Rabbinic Action Committee Mission 2015 to Morocco

Rabbinic Action Committee Mission to Morocco                                                  January 20-28, 2015

This evening I want to share with you some of my impressions from my recent Rabbinic Action Committee Mission to the Jewish community of Morocco. I traveled to Morocco with 25 other Chicago area rabbis and five of their spouses between January 20 and January 28th. It was for many of us our first trip to Africa and our first visit to a Muslim country. I think all of us felt some anxiety traveling to an Arab land. It did not help any of us that the reading we were given about the history of the Jewish life in Morocco began with recounting the massacre of the Jews of Fez in 1465!  I read further. Ah, here’s a name I recognize, Mordecai Chriqui, treasurer of Sultan Mulay Muhammed in the 1780’s. I wonder if he is one of our own Stephan Chriqui’s forebears. I read a bit further. Oh, too bad, he was executed by the Sultan’s successor, Mulay al Yazid, for refusing to convert to Islam. This was my airplane reading!

Sultan Mulay al Yazid, (reigned 1970-92),the rebellious
son of Sultan Mulay Muhammed wreaked cruel
    vengeance upon the Jews of his kingdom
after they refused an important loan which
he had requested from them. 
 We traveled with our two guides, Muktar, a Muslim from Marakesh who served as our general guide to Morocco, and Rafi, a Jewish man from Casablanca who guided us through the Jewish sites and the Jewish communities that we were to visit. Along with our guides there were always three of four security men who accompanied us as we made our way through the streets and alleyways of the mellahs, medinah’s and casbahs. Despite our anxiety, we encountered no problems, no tense moments, during our eight day trip in Morocco. 
Guides Muktar, Rafi and author in Essaouira Medinah
Our goal for the trip was to learn about the history of the Moroccan Jewish community and the challenges that they were currently facing.  Morocco is a country of 33 million people. Sixty percent of the people are Berbers, and 40 percent are Arabs. They are all Muslim. Morocco is the size of California. It lies on the farthest northwestern part of the continent of Africa, separated from Spain by the narrow Strait of Gibraltar. The Mediterranean Sea lays to the North, and the Atlantic Ocean to its west. The Atlas mountains, whose highest peak is 14,000 feet, runs down the center of the country and divides its north from south. Morocco is also known as The Maghreb, or “the place where the sun sets.” 

The government is headed by King Mohammed VI.  He is the 23rd king of the Alaouite Dynasty, the reign of which started in the middle of the 17th century. The Jewish community is an ancient one. Legend has it that Jews first appeared in Morocco during the reign of King Solomon in the 9th century BCE. However, the first hard evidence of Jewish settlement in Morocco comes from Hebrew inscriptions on gravestones found in Volubius, a site near Fez, from the second century CE. We were unable to visit that site due to the rain, which made the site difficult to get to. In the mid twentieth century, there were as many as 265,000 Jews living in Morocco. Today, there are at most, 3000. Twenty five hundred live in Casablanca, the remaining five hundred are living in Rabat, Fez, Meknes, and Marakesh. On our final day of our mission we traveled to Essaouira (ess –oh-eer –uh). This port was established in 1764 by the Sultan Abdullah who wanted to turn it into a center of international commerce. He invited Jewish merchants from all over Morocco to the new city to develop international trading. At one point in its history there were more Jews living in this city than there were Muslims.

> **Information supplied**
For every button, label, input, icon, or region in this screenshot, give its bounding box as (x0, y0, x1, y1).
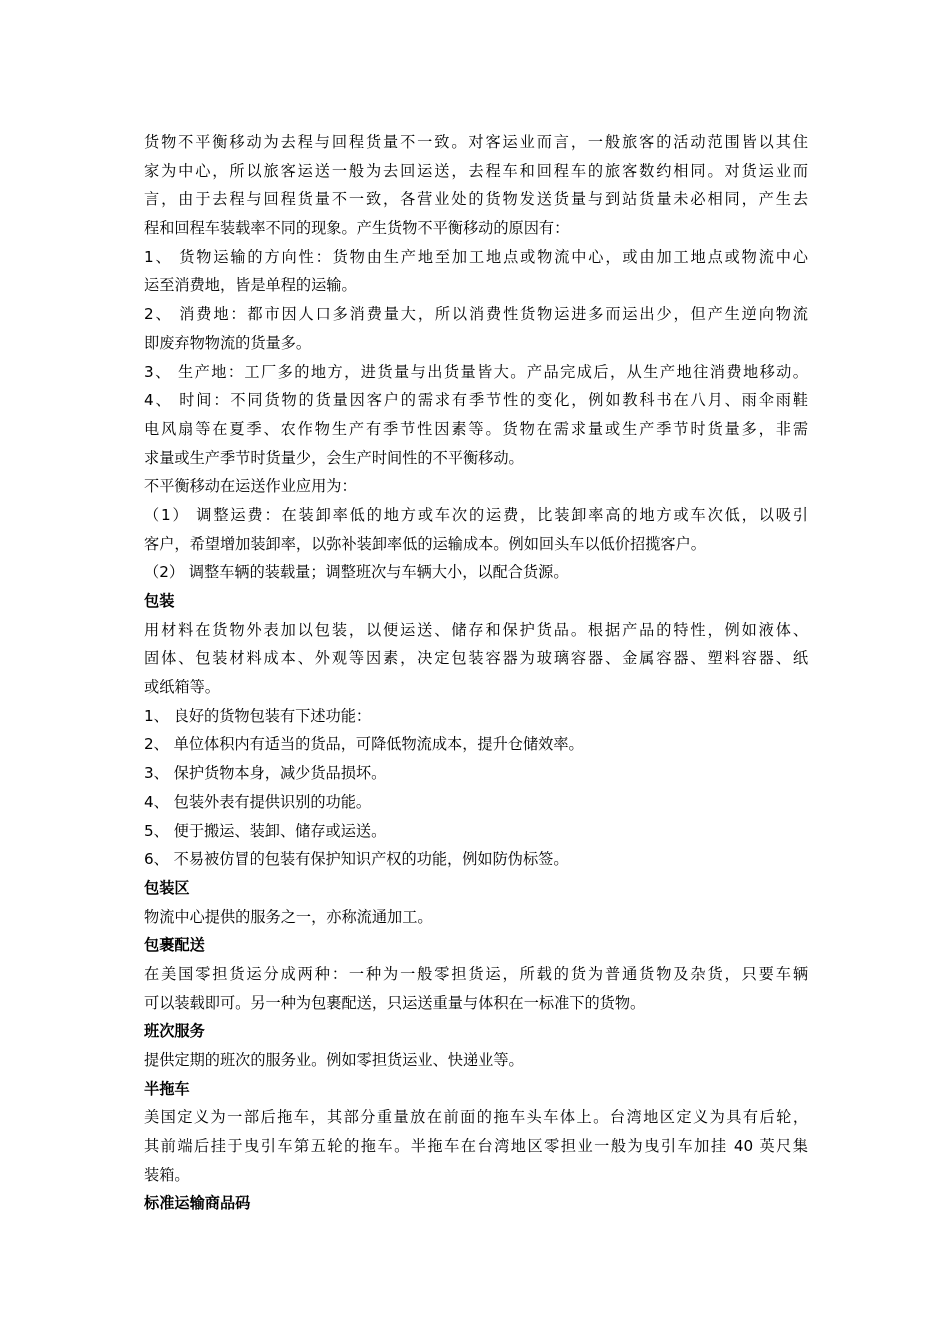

> **To be done**
Reproduce the passage of the Morocco mission text from "We traveled with" to "trip in Morocco.".

> **Correct output**
We traveled with our two guides, Muktar, a Muslim from Marakesh who served as our general guide to Morocco, and Rafi, a Jewish man from Casablanca who guided us through the Jewish sites and the Jewish communities that we were to visit. Along with our guides there were always three of four security men who accompanied us as we made our way through the streets and alleyways of the mellahs, medinah’s and casbahs. Despite our anxiety, we encountered no problems, no tense moments, during our eight day trip in Morocco.